◆ **OBJECTIVE**:
Below is a block of records; reproduce all of them exactly and leave out any pictures.

◆ **SUPPLIED ENTRIES**:

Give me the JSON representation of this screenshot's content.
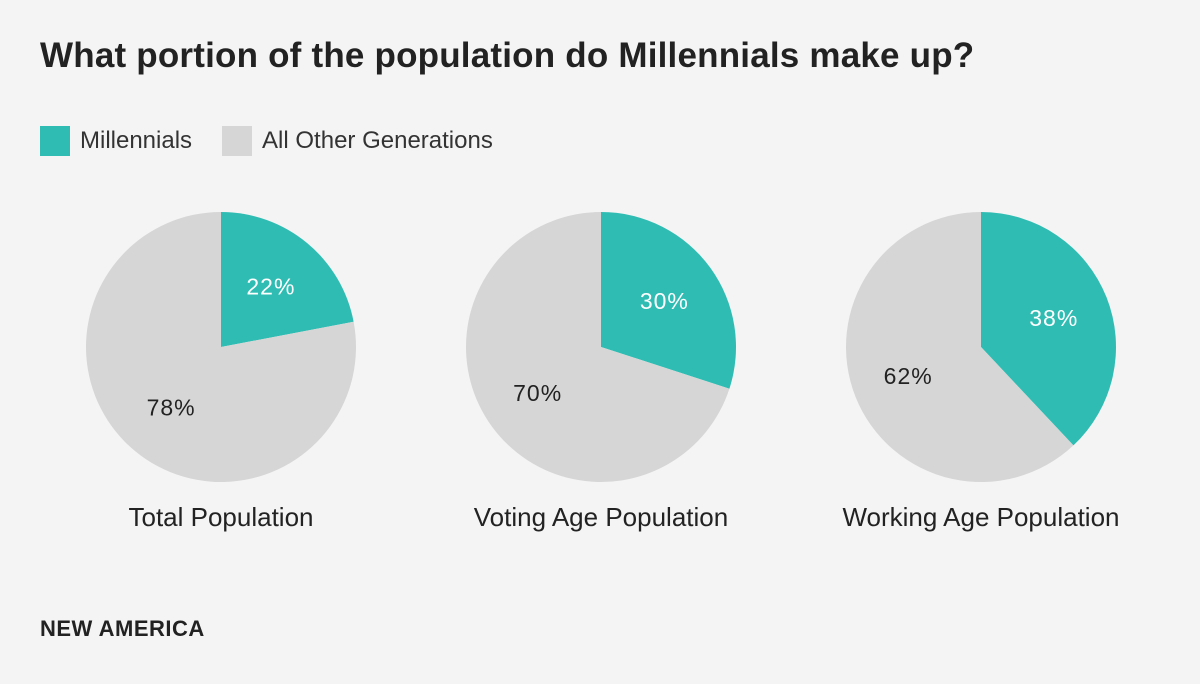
{
  "title": "What portion of the population do Millennials make up?",
  "footer": "NEW AMERICA",
  "colors": {
    "millennials": "#2fbdb3",
    "other": "#d6d6d6",
    "background": "#f4f4f4"
  },
  "legend": [
    {
      "label": "Millennials",
      "color": "#2fbdb3"
    },
    {
      "label": "All Other Generations",
      "color": "#d6d6d6"
    }
  ],
  "chart_data": [
    {
      "type": "pie",
      "title": "Total Population",
      "slices": [
        {
          "name": "Millennials",
          "value": 22,
          "label": "22%"
        },
        {
          "name": "All Other Generations",
          "value": 78,
          "label": "78%"
        }
      ]
    },
    {
      "type": "pie",
      "title": "Voting Age Population",
      "slices": [
        {
          "name": "Millennials",
          "value": 30,
          "label": "30%"
        },
        {
          "name": "All Other Generations",
          "value": 70,
          "label": "70%"
        }
      ]
    },
    {
      "type": "pie",
      "title": "Working Age Population",
      "slices": [
        {
          "name": "Millennials",
          "value": 38,
          "label": "38%"
        },
        {
          "name": "All Other Generations",
          "value": 62,
          "label": "62%"
        }
      ]
    }
  ]
}
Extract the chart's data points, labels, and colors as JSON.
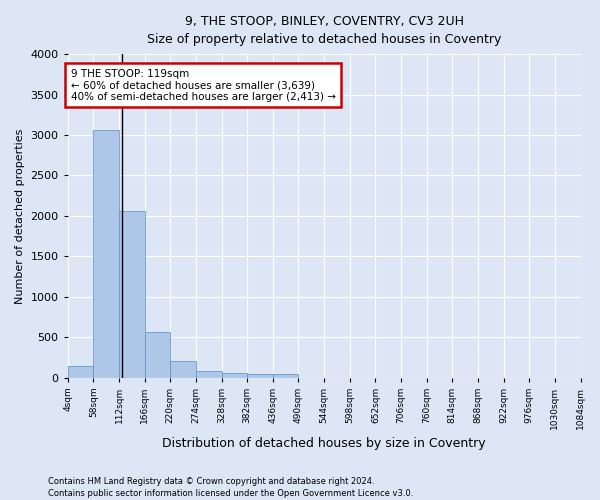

◆ **EXERCISE RESULT**:
Give me the JSON representation of this screenshot's content.
{
  "title": "What portion of the population do Millennials make up?",
  "footer": "NEW AMERICA",
  "colors": {
    "millennials": "#2fbdb3",
    "other": "#d6d6d6",
    "background": "#f4f4f4"
  },
  "legend": [
    {
      "label": "Millennials",
      "color": "#2fbdb3"
    },
    {
      "label": "All Other Generations",
      "color": "#d6d6d6"
    }
  ],
  "chart_data": [
    {
      "type": "pie",
      "title": "Total Population",
      "slices": [
        {
          "name": "Millennials",
          "value": 22,
          "label": "22%"
        },
        {
          "name": "All Other Generations",
          "value": 78,
          "label": "78%"
        }
      ]
    },
    {
      "type": "pie",
      "title": "Voting Age Population",
      "slices": [
        {
          "name": "Millennials",
          "value": 30,
          "label": "30%"
        },
        {
          "name": "All Other Generations",
          "value": 70,
          "label": "70%"
        }
      ]
    },
    {
      "type": "pie",
      "title": "Working Age Population",
      "slices": [
        {
          "name": "Millennials",
          "value": 38,
          "label": "38%"
        },
        {
          "name": "All Other Generations",
          "value": 62,
          "label": "62%"
        }
      ]
    }
  ]
}
Extract the chart's data points, labels, and colors as JSON.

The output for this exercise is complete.